RECORDS PROVIDED:
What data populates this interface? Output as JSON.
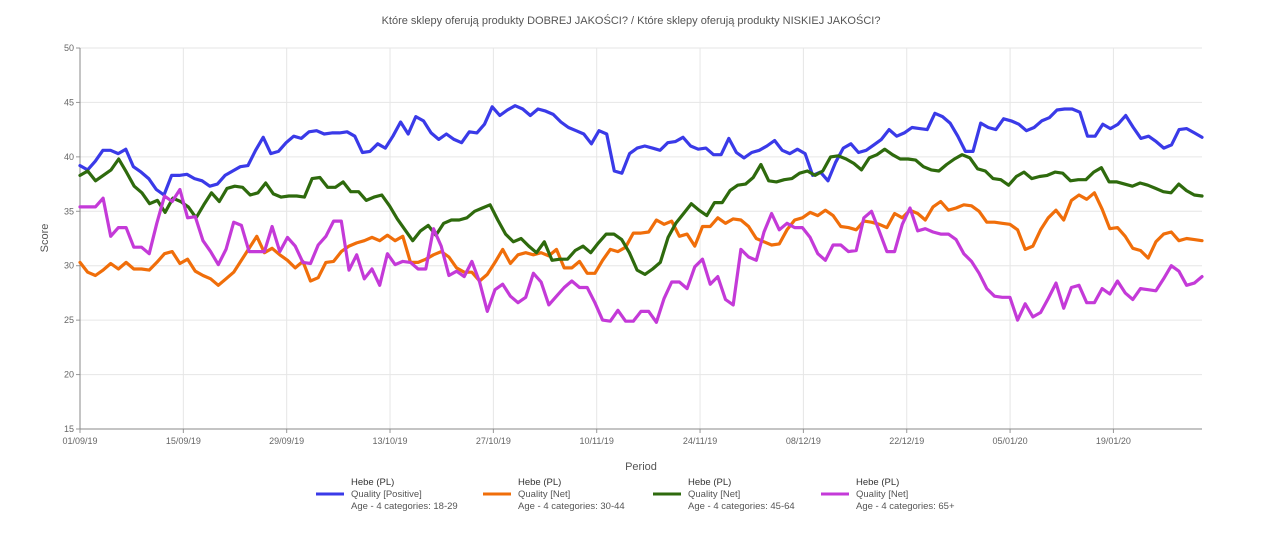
{
  "chart_data": {
    "type": "line",
    "title": "Które sklepy oferują produkty DOBREJ JAKOŚCI? / Które sklepy oferują produkty NISKIEJ JAKOŚCI?",
    "xlabel": "Period",
    "ylabel": "Score",
    "ylim": [
      15,
      50
    ],
    "yticks": [
      15,
      20,
      25,
      30,
      35,
      40,
      45,
      50
    ],
    "x_start": "2019-09-01",
    "x_end": "2020-01-31",
    "xticks": [
      "01/09/19",
      "15/09/19",
      "29/09/19",
      "13/10/19",
      "27/10/19",
      "10/11/19",
      "24/11/19",
      "08/12/19",
      "22/12/19",
      "05/01/20",
      "19/01/20"
    ],
    "grid": true,
    "legend_position": "bottom",
    "series": [
      {
        "name": "Hebe (PL) | Quality [Positive] | Age - 4 categories: 18-29",
        "legend_lines": [
          "Hebe (PL)",
          "Quality [Positive]",
          "Age - 4 categories: 18-29"
        ],
        "color": "#3a3ae8",
        "values": [
          39.2,
          38.8,
          39.6,
          40.6,
          40.6,
          40.3,
          40.7,
          39.1,
          38.6,
          38.0,
          37.0,
          36.5,
          38.3,
          38.3,
          38.4,
          38.0,
          37.8,
          37.3,
          37.5,
          38.3,
          38.7,
          39.1,
          39.2,
          40.6,
          41.8,
          40.3,
          40.5,
          41.3,
          41.9,
          41.7,
          42.3,
          42.4,
          42.1,
          42.2,
          42.2,
          42.3,
          41.9,
          40.4,
          40.5,
          41.2,
          40.8,
          41.9,
          43.2,
          42.1,
          43.7,
          43.3,
          42.2,
          41.6,
          42.1,
          41.6,
          41.3,
          42.3,
          42.2,
          43.0,
          44.6,
          43.8,
          44.3,
          44.7,
          44.4,
          43.8,
          44.4,
          44.2,
          43.9,
          43.2,
          42.7,
          42.4,
          42.1,
          41.2,
          42.4,
          42.1,
          38.7,
          38.5,
          40.3,
          40.8,
          41.0,
          40.8,
          40.6,
          41.3,
          41.4,
          41.8,
          41.0,
          40.7,
          40.8,
          40.2,
          40.2,
          41.7,
          40.4,
          39.9,
          40.4,
          40.6,
          41.0,
          41.5,
          40.6,
          40.3,
          40.7,
          40.3,
          38.3,
          38.6,
          37.8,
          39.5,
          40.8,
          41.2,
          40.4,
          40.6,
          41.1,
          41.6,
          42.5,
          41.9,
          42.2,
          42.7,
          42.6,
          42.5,
          44.0,
          43.7,
          43.1,
          41.9,
          40.5,
          40.5,
          43.1,
          42.7,
          42.5,
          43.5,
          43.3,
          43.0,
          42.4,
          42.7,
          43.3,
          43.6,
          44.3,
          44.4,
          44.4,
          44.1,
          41.9,
          41.9,
          43.0,
          42.6,
          43.0,
          43.8,
          42.7,
          41.7,
          41.9,
          41.4,
          40.8,
          41.1,
          42.5,
          42.6,
          42.2,
          41.8
        ]
      },
      {
        "name": "Hebe (PL) | Quality [Net] | Age - 4 categories: 30-44",
        "legend_lines": [
          "Hebe (PL)",
          "Quality [Net]",
          "Age - 4 categories: 30-44"
        ],
        "color": "#f06e0a",
        "values": [
          30.3,
          29.4,
          29.1,
          29.6,
          30.2,
          29.7,
          30.3,
          29.7,
          29.7,
          29.6,
          30.3,
          31.1,
          31.3,
          30.2,
          30.6,
          29.5,
          29.1,
          28.8,
          28.2,
          28.8,
          29.4,
          30.5,
          31.6,
          32.7,
          31.2,
          31.6,
          31.0,
          30.5,
          29.8,
          30.4,
          28.6,
          28.9,
          30.3,
          30.4,
          31.3,
          31.8,
          32.1,
          32.3,
          32.6,
          32.3,
          32.8,
          32.3,
          32.7,
          30.3,
          30.3,
          30.6,
          31.0,
          31.3,
          30.8,
          29.8,
          29.4,
          29.4,
          28.6,
          29.2,
          30.3,
          31.5,
          30.2,
          31.0,
          31.2,
          31.0,
          31.2,
          30.9,
          31.5,
          29.8,
          29.8,
          30.4,
          29.3,
          29.3,
          30.5,
          31.5,
          31.3,
          31.7,
          33.0,
          33.0,
          33.1,
          34.2,
          33.8,
          34.1,
          32.7,
          32.9,
          31.8,
          33.6,
          33.6,
          34.4,
          33.9,
          34.3,
          34.2,
          33.6,
          32.5,
          32.2,
          31.9,
          32.0,
          33.3,
          34.2,
          34.4,
          34.9,
          34.6,
          35.1,
          34.6,
          33.6,
          33.5,
          33.3,
          34.1,
          34.0,
          33.8,
          33.5,
          34.8,
          34.4,
          35.1,
          34.8,
          34.2,
          35.4,
          35.9,
          35.1,
          35.3,
          35.6,
          35.5,
          35.0,
          34.0,
          34.0,
          33.9,
          33.8,
          33.3,
          31.5,
          31.8,
          33.3,
          34.4,
          35.1,
          34.2,
          36.0,
          36.5,
          36.1,
          36.7,
          35.2,
          33.4,
          33.5,
          32.7,
          31.6,
          31.4,
          30.7,
          32.2,
          32.9,
          33.1,
          32.3,
          32.5,
          32.4,
          32.3
        ]
      },
      {
        "name": "Hebe (PL) | Quality [Net] | Age - 4 categories: 45-64",
        "legend_lines": [
          "Hebe (PL)",
          "Quality [Net]",
          "Age - 4 categories: 45-64"
        ],
        "color": "#2e6a0d",
        "values": [
          38.3,
          38.7,
          37.8,
          38.3,
          38.8,
          39.8,
          38.6,
          37.3,
          36.7,
          35.7,
          36.0,
          34.9,
          36.2,
          35.9,
          35.4,
          34.4,
          35.6,
          36.7,
          35.9,
          37.1,
          37.3,
          37.2,
          36.5,
          36.7,
          37.6,
          36.6,
          36.3,
          36.4,
          36.4,
          36.3,
          38.0,
          38.1,
          37.2,
          37.2,
          37.7,
          36.8,
          36.8,
          36.0,
          36.3,
          36.5,
          35.5,
          34.3,
          33.3,
          32.3,
          33.2,
          33.7,
          32.8,
          33.9,
          34.2,
          34.2,
          34.4,
          35.0,
          35.3,
          35.6,
          34.2,
          32.9,
          32.2,
          32.5,
          31.8,
          31.2,
          32.2,
          30.5,
          30.6,
          30.6,
          31.4,
          31.8,
          31.2,
          32.1,
          32.9,
          32.9,
          32.4,
          31.2,
          29.6,
          29.2,
          29.7,
          30.3,
          32.6,
          33.9,
          34.8,
          35.7,
          35.1,
          34.6,
          35.8,
          35.8,
          36.9,
          37.4,
          37.5,
          38.1,
          39.3,
          37.8,
          37.7,
          37.9,
          38.0,
          38.5,
          38.7,
          38.3,
          38.7,
          40.0,
          40.1,
          39.8,
          39.4,
          38.8,
          39.9,
          40.2,
          40.7,
          40.2,
          39.8,
          39.8,
          39.7,
          39.1,
          38.8,
          38.7,
          39.3,
          39.8,
          40.2,
          39.9,
          38.9,
          38.7,
          38.0,
          37.9,
          37.4,
          38.2,
          38.6,
          38.0,
          38.2,
          38.3,
          38.6,
          38.5,
          37.8,
          37.9,
          37.9,
          38.6,
          39.0,
          37.7,
          37.7,
          37.5,
          37.3,
          37.6,
          37.4,
          37.1,
          36.8,
          36.7,
          37.5,
          36.9,
          36.5,
          36.4
        ]
      },
      {
        "name": "Hebe (PL) | Quality [Net] | Age - 4 categories: 65+",
        "legend_lines": [
          "Hebe (PL)",
          "Quality [Net]",
          "Age - 4 categories: 65+"
        ],
        "color": "#c43ad8",
        "values": [
          35.4,
          35.4,
          35.4,
          36.2,
          32.7,
          33.5,
          33.5,
          31.7,
          31.7,
          31.1,
          33.9,
          36.4,
          35.9,
          37.0,
          34.4,
          34.5,
          32.3,
          31.3,
          30.1,
          31.5,
          34.0,
          33.7,
          31.3,
          31.3,
          31.3,
          33.6,
          31.3,
          32.6,
          31.8,
          30.3,
          30.2,
          31.9,
          32.7,
          34.1,
          34.1,
          29.6,
          31.0,
          28.8,
          29.7,
          28.2,
          31.1,
          30.1,
          30.4,
          30.3,
          29.7,
          29.7,
          33.4,
          31.8,
          29.1,
          29.5,
          29.0,
          30.4,
          28.5,
          25.8,
          27.8,
          28.3,
          27.2,
          26.6,
          27.1,
          29.3,
          28.5,
          26.4,
          27.2,
          28.0,
          28.6,
          28.0,
          28.0,
          26.6,
          25.0,
          24.9,
          25.9,
          24.9,
          24.9,
          25.8,
          25.8,
          24.8,
          27.0,
          28.5,
          28.5,
          27.9,
          29.9,
          30.6,
          28.3,
          29.0,
          26.9,
          26.4,
          31.5,
          30.8,
          30.5,
          33.1,
          34.8,
          33.3,
          33.9,
          33.5,
          33.5,
          32.6,
          31.1,
          30.5,
          31.9,
          31.9,
          31.3,
          31.4,
          34.4,
          35.0,
          33.2,
          31.3,
          31.3,
          33.8,
          35.3,
          33.2,
          33.4,
          33.1,
          32.9,
          32.9,
          32.4,
          31.1,
          30.4,
          29.3,
          27.9,
          27.2,
          27.1,
          27.1,
          25.0,
          26.5,
          25.3,
          25.7,
          27.0,
          28.4,
          26.1,
          28.0,
          28.2,
          26.6,
          26.6,
          27.9,
          27.4,
          28.6,
          27.5,
          26.9,
          27.9,
          27.8,
          27.7,
          28.8,
          30.0,
          29.5,
          28.2,
          28.4,
          29.0
        ]
      }
    ]
  }
}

TASK OBJECTIVE:
From the entries above, pull out each line that includes "Positive".

SOLVED EXERCISE:
        "name": "Hebe (PL) | Quality [Positive] | Age - 4 categories: 18-29",
          "Quality [Positive]",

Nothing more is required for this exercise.